> _The exercise_
Retype every entry in its entirety, without alteration.

> _Data entries_

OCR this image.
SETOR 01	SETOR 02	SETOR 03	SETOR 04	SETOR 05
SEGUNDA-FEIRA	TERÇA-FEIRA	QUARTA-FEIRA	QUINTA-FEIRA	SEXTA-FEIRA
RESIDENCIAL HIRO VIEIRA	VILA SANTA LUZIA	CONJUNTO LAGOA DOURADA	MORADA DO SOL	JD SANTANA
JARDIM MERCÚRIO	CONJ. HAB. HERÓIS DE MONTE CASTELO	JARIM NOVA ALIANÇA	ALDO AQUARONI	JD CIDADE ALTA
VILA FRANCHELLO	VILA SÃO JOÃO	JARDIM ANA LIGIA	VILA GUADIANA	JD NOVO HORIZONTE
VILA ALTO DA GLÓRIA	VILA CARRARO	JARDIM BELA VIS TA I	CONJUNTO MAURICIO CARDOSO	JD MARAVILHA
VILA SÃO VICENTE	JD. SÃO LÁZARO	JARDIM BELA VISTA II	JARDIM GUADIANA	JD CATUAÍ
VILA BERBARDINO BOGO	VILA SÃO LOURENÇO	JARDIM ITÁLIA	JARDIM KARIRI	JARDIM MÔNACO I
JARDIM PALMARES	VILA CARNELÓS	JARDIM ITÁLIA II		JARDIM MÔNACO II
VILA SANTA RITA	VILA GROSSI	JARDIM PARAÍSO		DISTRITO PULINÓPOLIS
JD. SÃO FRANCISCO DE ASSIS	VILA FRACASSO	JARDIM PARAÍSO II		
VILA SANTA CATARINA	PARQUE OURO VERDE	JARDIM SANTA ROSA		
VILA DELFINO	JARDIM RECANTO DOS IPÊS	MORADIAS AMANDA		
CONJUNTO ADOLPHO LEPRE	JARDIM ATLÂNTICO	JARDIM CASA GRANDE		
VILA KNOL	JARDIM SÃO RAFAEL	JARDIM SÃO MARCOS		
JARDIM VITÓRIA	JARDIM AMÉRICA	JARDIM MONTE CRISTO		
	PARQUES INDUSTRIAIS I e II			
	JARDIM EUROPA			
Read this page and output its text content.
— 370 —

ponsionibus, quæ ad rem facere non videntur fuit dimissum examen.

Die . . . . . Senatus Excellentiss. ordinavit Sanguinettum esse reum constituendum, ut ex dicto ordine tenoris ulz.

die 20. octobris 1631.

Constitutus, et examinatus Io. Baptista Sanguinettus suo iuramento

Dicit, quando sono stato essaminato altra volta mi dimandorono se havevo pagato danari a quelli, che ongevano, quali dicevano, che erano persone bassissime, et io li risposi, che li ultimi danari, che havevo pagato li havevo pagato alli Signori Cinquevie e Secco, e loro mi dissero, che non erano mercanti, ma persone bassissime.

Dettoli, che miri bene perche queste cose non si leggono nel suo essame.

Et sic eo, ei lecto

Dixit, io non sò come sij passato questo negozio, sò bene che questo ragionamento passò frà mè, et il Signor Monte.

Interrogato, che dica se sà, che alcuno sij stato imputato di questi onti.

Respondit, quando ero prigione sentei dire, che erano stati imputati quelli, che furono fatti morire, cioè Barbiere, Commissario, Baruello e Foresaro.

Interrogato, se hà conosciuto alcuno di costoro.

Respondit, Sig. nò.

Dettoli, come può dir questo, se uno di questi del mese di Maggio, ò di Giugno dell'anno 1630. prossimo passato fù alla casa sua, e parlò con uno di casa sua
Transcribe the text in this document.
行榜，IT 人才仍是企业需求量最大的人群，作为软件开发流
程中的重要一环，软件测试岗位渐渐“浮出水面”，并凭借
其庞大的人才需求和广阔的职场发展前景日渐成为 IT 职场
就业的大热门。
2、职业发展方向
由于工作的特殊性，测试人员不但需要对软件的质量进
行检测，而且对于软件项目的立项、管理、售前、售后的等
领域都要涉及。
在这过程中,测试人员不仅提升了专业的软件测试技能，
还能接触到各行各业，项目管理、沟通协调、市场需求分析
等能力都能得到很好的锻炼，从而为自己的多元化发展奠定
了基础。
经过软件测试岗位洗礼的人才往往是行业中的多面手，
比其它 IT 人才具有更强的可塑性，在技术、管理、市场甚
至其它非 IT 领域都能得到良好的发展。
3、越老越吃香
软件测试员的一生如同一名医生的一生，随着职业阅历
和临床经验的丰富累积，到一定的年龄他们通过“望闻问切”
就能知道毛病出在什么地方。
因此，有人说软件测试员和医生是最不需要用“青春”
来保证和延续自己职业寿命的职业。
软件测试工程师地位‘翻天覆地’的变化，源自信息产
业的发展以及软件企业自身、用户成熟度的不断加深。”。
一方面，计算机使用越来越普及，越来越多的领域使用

> _Reply_
OCR this image.
SETOR 01	SETOR 02	SETOR 03	SETOR 04	SETOR 05
SEGUNDA-FEIRA	TERÇA-FEIRA	QUARTA-FEIRA	QUINTA-FEIRA	SEXTA-FEIRA
RESIDENCIAL HIRO VIEIRA	VILA SANTA LUZIA	CONJUNTO LAGOA DOURADA	MORADA DO SOL	JD SANTANA
JARDIM MERCÚRIO	CONJ. HAB. HERÓIS DE MONTE CASTELO	JARIM NOVA ALIANÇA	ALDO AQUARONI	JD CIDADE ALTA
VILA FRANCHELLO	VILA SÃO JOÃO	JARDIM ANA LIGIA	VILA GUADIANA	JD NOVO HORIZONTE
VILA ALTO DA GLÓRIA	VILA CARRARO	JARDIM BELA VIS TA I	CONJUNTO MAURICIO CARDOSO	JD MARAVILHA
VILA SÃO VICENTE	JD. SÃO LÁZARO	JARDIM BELA VISTA II	JARDIM GUADIANA	JD CATUAÍ
VILA BERBARDINO BOGO	VILA SÃO LOURENÇO	JARDIM ITÁLIA	JARDIM KARIRI	JARDIM MÔNACO I
JARDIM PALMARES	VILA CARNELÓS	JARDIM ITÁLIA II		JARDIM MÔNACO II
VILA SANTA RITA	VILA GROSSI	JARDIM PARAÍSO		DISTRITO PULINÓPOLIS
JD. SÃO FRANCISCO DE ASSIS	VILA FRACASSO	JARDIM PARAÍSO II		
VILA SANTA CATARINA	PARQUE OURO VERDE	JARDIM SANTA ROSA		
VILA DELFINO	JARDIM RECANTO DOS IPÊS	MORADIAS AMANDA		
CONJUNTO ADOLPHO LEPRE	JARDIM ATLÂNTICO	JARDIM CASA GRANDE		
VILA KNOL	JARDIM SÃO RAFAEL	JARDIM SÃO MARCOS		
JARDIM VITÓRIA	JARDIM AMÉRICA	JARDIM MONTE CRISTO		
	PARQUES INDUSTRIAIS I e II			
	JARDIM EUROPA			
Read this page and output its text content.
— 370 —

ponsionibus, quæ ad rem facere non videntur fuit dimissum examen.

Die . . . . . Senatus Excellentiss. ordinavit Sanguinettum esse reum constituendum, ut ex dicto ordine tenoris ulz.

die 20. octobris 1631.

Constitutus, et examinatus Io. Baptista Sanguinettus suo iuramento

Dicit, quando sono stato essaminato altra volta mi dimandorono se havevo pagato danari a quelli, che ongevano, quali dicevano, che erano persone bassissime, et io li risposi, che li ultimi danari, che havevo pagato li havevo pagato alli Signori Cinquevie e Secco, e loro mi dissero, che non erano mercanti, ma persone bassissime.

Dettoli, che miri bene perche queste cose non si leggono nel suo essame.

Et sic eo, ei lecto

Dixit, io non sò come sij passato questo negozio, sò bene che questo ragionamento passò frà mè, et il Signor Monte.

Interrogato, che dica se sà, che alcuno sij stato imputato di questi onti.

Respondit, quando ero prigione sentei dire, che erano stati imputati quelli, che furono fatti morire, cioè Barbiere, Commissario, Baruello e Foresaro.

Interrogato, se hà conosciuto alcuno di costoro.

Respondit, Sig. nò.

Dettoli, come può dir questo, se uno di questi del mese di Maggio, ò di Giugno dell'anno 1630. prossimo passato fù alla casa sua, e parlò con uno di casa sua
Transcribe the text in this document.
行榜，IT 人才仍是企业需求量最大的人群，作为软件开发流
程中的重要一环，软件测试岗位渐渐“浮出水面”，并凭借
其庞大的人才需求和广阔的职场发展前景日渐成为 IT 职场
就业的大热门。
2、职业发展方向
由于工作的特殊性，测试人员不但需要对软件的质量进
行检测，而且对于软件项目的立项、管理、售前、售后的等
领域都要涉及。
在这过程中,测试人员不仅提升了专业的软件测试技能，
还能接触到各行各业，项目管理、沟通协调、市场需求分析
等能力都能得到很好的锻炼，从而为自己的多元化发展奠定
了基础。
经过软件测试岗位洗礼的人才往往是行业中的多面手，
比其它 IT 人才具有更强的可塑性，在技术、管理、市场甚
至其它非 IT 领域都能得到良好的发展。
3、越老越吃香
软件测试员的一生如同一名医生的一生，随着职业阅历
和临床经验的丰富累积，到一定的年龄他们通过“望闻问切”
就能知道毛病出在什么地方。
因此，有人说软件测试员和医生是最不需要用“青春”
来保证和延续自己职业寿命的职业。
软件测试工程师地位‘翻天覆地’的变化，源自信息产
业的发展以及软件企业自身、用户成熟度的不断加深。”。
一方面，计算机使用越来越普及，越来越多的领域使用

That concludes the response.